— WHAT TO WORK ON —
Only a number is wanted. Count the lines holding the string "وأورده".

— LISTED ENTRIES —
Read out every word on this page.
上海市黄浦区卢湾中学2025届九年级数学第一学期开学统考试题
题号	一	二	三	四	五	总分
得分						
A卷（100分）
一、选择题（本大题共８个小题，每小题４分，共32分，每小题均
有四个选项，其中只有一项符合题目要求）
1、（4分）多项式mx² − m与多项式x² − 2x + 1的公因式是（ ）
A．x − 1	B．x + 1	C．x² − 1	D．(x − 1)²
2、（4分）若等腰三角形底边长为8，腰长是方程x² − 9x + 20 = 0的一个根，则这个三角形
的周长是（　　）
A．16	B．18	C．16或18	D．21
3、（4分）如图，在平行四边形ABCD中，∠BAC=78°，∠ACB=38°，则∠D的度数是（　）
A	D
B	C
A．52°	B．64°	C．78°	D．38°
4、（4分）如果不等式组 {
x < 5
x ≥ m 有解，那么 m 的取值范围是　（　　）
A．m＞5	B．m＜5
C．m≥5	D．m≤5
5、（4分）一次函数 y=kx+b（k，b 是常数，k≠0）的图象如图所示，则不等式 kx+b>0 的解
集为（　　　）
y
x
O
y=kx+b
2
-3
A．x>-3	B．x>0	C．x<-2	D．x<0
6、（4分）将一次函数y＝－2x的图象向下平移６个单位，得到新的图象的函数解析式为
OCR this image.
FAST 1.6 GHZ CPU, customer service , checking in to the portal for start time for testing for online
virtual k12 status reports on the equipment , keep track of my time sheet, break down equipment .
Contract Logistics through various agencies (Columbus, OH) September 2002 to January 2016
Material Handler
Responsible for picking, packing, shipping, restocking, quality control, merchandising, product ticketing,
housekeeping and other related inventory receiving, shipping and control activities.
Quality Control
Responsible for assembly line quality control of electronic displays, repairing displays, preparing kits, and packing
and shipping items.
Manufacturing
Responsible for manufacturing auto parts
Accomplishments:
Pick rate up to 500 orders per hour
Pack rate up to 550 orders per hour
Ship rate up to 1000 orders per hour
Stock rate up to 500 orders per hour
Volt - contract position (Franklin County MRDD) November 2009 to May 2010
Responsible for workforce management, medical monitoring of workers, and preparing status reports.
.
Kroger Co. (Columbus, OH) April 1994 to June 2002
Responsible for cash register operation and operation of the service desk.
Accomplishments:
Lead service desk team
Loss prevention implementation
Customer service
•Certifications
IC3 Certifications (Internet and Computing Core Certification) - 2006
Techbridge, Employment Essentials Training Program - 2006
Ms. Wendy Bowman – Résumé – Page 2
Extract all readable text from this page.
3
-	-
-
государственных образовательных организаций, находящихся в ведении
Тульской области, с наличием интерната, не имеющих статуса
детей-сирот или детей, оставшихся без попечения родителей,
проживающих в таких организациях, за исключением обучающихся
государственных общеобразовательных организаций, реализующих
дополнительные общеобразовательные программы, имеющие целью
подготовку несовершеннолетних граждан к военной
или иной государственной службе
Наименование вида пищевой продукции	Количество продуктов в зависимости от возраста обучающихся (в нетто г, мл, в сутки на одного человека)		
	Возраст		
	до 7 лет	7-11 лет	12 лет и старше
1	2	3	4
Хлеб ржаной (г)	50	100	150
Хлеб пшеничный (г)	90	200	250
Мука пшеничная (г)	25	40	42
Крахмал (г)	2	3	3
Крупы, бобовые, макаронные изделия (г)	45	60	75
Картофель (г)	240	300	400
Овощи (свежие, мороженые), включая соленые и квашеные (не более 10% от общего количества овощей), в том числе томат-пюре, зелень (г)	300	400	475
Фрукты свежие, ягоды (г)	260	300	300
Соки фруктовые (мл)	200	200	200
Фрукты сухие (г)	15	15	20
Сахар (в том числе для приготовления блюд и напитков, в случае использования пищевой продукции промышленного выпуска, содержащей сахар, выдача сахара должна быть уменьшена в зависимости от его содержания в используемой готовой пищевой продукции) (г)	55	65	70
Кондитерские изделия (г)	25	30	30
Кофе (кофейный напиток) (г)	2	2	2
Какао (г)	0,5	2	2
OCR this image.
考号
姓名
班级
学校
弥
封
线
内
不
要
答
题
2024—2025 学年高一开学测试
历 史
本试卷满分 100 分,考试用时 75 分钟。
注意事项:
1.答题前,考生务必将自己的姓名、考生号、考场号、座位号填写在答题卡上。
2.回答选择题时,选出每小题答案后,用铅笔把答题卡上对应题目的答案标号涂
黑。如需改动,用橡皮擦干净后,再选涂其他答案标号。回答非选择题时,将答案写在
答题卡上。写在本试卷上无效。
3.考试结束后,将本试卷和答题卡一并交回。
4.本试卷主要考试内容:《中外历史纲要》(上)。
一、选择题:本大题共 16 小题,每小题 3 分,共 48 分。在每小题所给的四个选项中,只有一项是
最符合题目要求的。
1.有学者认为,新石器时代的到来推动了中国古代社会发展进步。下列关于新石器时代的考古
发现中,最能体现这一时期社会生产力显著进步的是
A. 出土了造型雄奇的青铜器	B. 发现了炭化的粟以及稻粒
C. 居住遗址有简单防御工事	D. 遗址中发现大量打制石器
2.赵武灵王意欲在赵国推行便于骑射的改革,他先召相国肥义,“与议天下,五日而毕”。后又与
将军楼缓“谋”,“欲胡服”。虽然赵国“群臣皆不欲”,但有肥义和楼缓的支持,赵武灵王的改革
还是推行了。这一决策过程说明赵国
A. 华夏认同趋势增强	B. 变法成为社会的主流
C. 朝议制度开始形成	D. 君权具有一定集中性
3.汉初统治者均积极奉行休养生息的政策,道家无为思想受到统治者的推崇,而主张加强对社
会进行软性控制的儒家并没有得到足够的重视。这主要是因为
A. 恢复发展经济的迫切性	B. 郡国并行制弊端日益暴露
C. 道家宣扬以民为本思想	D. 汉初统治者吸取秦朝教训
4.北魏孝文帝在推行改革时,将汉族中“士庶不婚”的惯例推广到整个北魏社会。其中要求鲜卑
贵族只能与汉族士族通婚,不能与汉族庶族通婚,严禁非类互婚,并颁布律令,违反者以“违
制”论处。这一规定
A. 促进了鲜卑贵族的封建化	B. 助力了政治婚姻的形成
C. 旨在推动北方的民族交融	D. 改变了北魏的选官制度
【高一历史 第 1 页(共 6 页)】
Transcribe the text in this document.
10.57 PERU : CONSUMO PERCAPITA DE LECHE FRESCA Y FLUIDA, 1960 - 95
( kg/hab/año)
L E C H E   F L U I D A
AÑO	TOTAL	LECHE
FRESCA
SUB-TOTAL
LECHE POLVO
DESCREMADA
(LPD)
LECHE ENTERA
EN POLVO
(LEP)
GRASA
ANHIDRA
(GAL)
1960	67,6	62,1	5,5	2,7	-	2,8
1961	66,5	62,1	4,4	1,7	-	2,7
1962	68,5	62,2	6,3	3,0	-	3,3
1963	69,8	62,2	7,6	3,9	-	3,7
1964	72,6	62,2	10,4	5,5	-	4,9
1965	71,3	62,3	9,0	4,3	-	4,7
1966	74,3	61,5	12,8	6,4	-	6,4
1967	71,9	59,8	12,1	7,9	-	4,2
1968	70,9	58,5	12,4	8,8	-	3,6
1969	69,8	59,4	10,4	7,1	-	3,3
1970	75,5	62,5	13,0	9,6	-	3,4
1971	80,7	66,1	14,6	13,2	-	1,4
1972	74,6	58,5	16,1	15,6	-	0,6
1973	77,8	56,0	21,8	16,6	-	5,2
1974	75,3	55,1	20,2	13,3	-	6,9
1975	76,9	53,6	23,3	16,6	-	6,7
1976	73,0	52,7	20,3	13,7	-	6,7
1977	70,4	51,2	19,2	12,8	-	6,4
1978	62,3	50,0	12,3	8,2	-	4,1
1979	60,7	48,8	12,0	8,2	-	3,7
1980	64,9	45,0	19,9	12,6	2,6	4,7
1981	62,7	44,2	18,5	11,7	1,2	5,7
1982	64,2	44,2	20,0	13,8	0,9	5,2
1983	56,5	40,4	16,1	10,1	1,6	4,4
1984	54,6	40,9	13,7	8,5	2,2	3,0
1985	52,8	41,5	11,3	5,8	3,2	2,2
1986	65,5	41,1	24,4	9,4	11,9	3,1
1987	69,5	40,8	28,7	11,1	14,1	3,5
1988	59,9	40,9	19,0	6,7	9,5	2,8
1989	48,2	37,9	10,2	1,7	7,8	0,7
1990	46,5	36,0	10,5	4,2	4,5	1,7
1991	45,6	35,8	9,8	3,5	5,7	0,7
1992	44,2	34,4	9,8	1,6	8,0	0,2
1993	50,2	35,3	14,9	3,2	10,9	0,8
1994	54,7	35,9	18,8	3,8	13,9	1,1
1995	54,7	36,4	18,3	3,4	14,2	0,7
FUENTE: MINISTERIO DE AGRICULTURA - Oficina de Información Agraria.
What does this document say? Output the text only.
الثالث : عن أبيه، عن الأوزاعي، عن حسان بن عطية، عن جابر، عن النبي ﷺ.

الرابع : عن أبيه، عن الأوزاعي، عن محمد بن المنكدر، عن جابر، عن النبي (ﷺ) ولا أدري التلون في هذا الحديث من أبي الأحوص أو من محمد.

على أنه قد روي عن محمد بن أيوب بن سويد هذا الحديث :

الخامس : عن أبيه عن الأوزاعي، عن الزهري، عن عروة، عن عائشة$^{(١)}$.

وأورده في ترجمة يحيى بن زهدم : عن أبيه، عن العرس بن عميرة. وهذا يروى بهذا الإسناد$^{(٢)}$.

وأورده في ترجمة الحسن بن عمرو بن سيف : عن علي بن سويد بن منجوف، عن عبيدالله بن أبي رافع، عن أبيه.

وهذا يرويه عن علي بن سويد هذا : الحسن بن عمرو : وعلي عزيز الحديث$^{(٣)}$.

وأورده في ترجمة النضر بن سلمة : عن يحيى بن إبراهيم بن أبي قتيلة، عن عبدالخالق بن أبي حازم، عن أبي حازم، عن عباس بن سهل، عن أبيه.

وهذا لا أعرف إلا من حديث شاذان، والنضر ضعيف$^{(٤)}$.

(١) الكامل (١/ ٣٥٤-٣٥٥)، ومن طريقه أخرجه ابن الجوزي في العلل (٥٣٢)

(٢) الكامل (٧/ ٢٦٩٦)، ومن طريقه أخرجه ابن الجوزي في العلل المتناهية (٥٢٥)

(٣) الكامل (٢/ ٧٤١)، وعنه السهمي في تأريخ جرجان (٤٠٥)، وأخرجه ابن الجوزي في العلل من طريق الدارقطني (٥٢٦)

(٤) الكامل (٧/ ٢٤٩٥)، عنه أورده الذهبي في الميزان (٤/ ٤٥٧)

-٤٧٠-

— RESPONSE —
3